[Excerpted passage]
# Sewer drain line question



## Texasguy (Jun 29, 2006)

We live in a double-wide, out in the country. We had a new septic system installed about Christmas time, the old system had a "failed field"...
The old system had the tank about 60 feet from the house and, when they dug it up, the drain line from the house to the tank had a "dip" in it that trapped water.
The new system has the tanks installed about 5 feet from the house and now we get a VERY strong sewer gas smell out of the roof vents of the house. I realize that to=hose vents are supposed to vent gasses and such, but the wind blows that smell right into the yard and it STINKS! 
I talked to the installed and he can't explain why it smells now, nor could he suggest a cure. I think it smells now because there is no longer any traped water between the house and the tank.
I was under the house last week and noticed that there is room under there to put a trap of some sort to capture some water and prevent the septic tanks from venting out through the roof vents. I could build a "P" or "J"" trap from 4" pipe to trap some water.
Three questions:
Would this be legal and/or smart?
Would it work?
Would it cause drainage problems with the toilets, etc?


----------



## glennjanie (Jun 29, 2006)

Different states have different plumbing codes. In some states a "main building drain trap" is even required. (In Kentucky we don't double trap anything) Yes, it will work for what you want. I can't advise on whether it will cause trouble; we Kentuckians believe it will but not everyone agrees with us. Logically, if you didn't have trouble with the sag in the line, you shouldn't have trouble with the trap. 
Glenn


----------



## manhattan42 (Jun 30, 2006)

Glennjannie is correct.

A house trap would solve the problem but whether it is legal is up to your local plumbing code authority.

_International Plumbing/Residential Code_ does not allow house traps except with the approval of your local code office.

There are sometimes ways to mitigate the problem without a house trap.

If your main vent is located to far down the slope of the roof, you can get this sewer gas effect by downdrafts blowing across the roof.

One solution can be to extend the height of the main vent so that downdrafts no longer affect it, but this can be unsightly...Or relocate the vent to a higher portion of the roof where downdrafting is unlikely to occur.

[Task goal]
Answer these questions from the sewer drain line thread.
(a) About how far from the house was the old septic tank?
(b) Which state does glennjanie name where nothing is double trapped?
(c) Under the International Plumbing/Residential Code, when are house traps allowed?

[Given records]
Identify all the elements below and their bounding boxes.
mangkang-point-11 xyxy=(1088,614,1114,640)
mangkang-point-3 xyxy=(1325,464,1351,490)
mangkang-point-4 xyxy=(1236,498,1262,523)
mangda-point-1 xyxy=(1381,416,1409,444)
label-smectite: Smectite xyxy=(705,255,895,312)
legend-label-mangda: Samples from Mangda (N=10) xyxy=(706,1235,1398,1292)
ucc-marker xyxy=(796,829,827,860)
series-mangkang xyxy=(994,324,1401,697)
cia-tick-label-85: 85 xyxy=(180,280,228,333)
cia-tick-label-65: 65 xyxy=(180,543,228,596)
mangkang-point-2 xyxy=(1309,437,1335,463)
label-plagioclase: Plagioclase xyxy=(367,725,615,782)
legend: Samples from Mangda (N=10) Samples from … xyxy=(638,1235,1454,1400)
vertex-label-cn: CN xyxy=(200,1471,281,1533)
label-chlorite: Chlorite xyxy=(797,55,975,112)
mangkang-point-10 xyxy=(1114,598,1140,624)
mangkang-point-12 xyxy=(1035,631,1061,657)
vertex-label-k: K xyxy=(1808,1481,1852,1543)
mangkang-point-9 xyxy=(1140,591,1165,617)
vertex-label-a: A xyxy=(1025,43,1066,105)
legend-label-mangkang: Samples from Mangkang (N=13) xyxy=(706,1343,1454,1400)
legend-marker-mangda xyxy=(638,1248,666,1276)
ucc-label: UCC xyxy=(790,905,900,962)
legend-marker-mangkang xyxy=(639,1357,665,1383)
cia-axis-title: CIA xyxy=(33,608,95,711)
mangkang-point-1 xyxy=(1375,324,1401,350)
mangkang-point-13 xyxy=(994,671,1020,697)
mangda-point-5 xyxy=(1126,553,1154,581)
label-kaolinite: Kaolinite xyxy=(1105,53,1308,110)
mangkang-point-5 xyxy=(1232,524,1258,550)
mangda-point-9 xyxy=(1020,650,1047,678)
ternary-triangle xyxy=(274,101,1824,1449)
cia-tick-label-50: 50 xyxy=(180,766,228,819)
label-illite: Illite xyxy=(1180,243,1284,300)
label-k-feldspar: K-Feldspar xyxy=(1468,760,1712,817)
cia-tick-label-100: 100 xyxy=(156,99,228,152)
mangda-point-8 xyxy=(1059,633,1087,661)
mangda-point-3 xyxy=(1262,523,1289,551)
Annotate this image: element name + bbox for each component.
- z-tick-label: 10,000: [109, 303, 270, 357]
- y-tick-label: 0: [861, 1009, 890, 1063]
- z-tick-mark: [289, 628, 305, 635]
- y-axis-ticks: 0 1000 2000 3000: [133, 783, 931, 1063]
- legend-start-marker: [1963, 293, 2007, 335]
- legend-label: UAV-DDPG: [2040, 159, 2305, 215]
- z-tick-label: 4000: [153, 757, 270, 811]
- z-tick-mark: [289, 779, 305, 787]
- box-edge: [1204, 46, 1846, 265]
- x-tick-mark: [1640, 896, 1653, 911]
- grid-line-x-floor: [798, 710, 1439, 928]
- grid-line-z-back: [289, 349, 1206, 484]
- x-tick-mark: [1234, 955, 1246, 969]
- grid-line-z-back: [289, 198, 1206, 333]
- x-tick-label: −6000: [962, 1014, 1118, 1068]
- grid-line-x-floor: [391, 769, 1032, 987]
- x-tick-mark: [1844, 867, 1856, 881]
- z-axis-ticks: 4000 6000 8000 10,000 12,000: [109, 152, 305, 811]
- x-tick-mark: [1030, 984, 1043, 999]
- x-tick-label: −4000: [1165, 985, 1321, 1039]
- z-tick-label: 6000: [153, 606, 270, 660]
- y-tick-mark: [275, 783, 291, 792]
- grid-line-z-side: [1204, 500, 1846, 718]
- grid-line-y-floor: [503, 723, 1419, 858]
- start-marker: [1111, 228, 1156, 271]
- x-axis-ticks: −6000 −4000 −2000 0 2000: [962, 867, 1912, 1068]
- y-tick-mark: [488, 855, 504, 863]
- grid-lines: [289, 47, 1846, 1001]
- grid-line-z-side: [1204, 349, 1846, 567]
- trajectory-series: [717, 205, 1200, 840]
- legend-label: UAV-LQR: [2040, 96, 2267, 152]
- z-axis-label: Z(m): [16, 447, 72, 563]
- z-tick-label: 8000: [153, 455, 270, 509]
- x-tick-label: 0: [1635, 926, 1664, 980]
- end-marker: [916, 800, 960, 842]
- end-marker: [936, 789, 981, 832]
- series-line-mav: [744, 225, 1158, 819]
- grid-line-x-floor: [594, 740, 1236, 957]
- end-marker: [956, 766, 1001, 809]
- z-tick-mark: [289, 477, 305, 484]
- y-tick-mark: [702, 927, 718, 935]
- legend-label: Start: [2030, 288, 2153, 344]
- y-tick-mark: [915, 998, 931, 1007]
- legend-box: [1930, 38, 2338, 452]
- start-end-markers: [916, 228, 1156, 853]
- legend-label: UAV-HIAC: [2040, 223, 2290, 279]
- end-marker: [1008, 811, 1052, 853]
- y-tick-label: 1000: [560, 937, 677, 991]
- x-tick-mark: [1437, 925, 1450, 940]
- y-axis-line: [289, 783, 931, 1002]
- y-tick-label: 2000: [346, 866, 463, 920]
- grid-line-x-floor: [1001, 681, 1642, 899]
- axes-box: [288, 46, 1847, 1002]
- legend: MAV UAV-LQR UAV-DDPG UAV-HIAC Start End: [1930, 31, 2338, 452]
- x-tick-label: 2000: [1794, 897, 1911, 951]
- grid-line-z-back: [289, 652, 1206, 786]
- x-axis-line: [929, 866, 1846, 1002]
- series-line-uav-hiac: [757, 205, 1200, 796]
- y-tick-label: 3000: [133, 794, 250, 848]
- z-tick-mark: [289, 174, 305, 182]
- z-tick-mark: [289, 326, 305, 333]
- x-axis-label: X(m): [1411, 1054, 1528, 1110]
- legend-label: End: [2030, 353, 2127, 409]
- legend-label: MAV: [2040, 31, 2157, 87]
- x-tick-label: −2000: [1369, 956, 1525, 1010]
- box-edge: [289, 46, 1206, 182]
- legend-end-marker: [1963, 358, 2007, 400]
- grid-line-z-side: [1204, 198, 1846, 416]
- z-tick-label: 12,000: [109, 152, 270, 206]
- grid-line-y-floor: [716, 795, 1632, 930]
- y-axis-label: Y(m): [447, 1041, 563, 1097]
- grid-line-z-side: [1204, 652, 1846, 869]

[Completed exercise]
(a) About 60 feet.
(b) Kentucky.
(c) Only with the approval of the local code office.